━━━ DATA FOR THIS TASK

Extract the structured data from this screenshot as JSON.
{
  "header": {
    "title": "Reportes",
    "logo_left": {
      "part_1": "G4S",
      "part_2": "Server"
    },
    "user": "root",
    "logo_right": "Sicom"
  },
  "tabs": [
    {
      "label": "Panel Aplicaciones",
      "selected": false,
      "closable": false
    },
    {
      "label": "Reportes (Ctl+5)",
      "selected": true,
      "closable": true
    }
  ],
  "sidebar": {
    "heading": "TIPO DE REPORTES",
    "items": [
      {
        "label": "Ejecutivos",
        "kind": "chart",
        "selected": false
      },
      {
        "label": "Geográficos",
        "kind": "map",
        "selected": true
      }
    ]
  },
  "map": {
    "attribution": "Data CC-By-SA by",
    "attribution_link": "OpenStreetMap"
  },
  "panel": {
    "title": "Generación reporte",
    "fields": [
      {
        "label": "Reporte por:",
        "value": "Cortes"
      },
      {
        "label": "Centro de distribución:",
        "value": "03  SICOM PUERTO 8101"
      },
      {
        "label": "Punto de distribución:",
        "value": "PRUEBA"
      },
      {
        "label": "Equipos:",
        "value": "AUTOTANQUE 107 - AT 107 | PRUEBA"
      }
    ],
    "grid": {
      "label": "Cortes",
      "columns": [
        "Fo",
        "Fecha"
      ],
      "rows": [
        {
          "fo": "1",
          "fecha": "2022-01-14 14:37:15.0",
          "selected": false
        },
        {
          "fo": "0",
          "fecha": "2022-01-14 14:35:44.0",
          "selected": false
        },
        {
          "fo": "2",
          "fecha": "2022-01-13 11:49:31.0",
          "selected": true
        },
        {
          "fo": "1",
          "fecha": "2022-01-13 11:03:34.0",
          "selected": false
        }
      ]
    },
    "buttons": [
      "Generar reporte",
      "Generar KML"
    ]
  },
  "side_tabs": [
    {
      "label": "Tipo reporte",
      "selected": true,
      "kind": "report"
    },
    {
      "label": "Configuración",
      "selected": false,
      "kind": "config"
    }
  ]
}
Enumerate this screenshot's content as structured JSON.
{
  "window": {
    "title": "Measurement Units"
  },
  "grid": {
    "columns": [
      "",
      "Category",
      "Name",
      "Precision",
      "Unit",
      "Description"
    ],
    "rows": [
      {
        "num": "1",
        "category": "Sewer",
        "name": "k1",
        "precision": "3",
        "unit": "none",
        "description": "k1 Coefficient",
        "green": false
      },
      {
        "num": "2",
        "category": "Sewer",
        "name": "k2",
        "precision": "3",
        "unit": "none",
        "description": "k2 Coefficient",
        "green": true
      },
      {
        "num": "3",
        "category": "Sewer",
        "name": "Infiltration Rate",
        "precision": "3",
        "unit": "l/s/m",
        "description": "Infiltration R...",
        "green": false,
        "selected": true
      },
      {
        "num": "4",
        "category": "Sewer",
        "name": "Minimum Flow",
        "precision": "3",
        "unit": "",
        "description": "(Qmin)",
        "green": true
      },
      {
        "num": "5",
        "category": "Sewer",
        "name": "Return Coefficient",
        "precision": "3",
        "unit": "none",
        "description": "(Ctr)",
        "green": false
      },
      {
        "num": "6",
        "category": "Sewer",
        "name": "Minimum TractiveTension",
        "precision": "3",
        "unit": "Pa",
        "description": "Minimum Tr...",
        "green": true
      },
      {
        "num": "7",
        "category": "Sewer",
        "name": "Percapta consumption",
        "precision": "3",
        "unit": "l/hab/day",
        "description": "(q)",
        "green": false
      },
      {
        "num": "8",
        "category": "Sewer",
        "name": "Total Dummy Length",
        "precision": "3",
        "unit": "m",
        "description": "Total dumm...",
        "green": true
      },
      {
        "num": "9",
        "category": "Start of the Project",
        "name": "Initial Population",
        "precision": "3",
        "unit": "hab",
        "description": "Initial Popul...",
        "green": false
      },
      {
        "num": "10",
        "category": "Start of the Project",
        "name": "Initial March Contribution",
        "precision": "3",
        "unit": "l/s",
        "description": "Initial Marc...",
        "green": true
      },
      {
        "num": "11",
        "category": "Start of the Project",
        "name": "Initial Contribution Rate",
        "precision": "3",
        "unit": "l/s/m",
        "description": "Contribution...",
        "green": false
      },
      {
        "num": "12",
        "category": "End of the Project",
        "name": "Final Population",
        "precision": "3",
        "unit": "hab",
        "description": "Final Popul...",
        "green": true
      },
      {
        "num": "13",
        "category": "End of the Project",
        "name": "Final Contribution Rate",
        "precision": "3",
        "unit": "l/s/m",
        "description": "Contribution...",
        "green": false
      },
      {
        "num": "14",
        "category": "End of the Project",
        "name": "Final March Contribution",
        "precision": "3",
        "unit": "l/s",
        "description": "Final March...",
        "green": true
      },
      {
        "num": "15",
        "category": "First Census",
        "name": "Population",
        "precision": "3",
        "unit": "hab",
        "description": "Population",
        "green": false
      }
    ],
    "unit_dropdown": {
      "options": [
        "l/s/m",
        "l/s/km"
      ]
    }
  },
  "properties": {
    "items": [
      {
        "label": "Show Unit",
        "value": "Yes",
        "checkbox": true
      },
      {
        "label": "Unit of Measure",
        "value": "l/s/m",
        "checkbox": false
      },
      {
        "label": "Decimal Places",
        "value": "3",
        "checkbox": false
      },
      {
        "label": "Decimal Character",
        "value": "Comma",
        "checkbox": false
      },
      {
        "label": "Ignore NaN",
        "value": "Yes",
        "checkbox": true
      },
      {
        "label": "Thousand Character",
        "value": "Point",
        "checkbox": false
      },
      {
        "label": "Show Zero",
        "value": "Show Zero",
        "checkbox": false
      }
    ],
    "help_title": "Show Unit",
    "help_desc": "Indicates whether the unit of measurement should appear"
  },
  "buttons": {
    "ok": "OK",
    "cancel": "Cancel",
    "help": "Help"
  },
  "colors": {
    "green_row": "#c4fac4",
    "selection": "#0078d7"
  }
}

━━━━━━

## TASK INSTRUCTIONS
From the data above, work out how many lines contain the string "Initial" and reply with only the number.

## EXPECTED ANSWER
5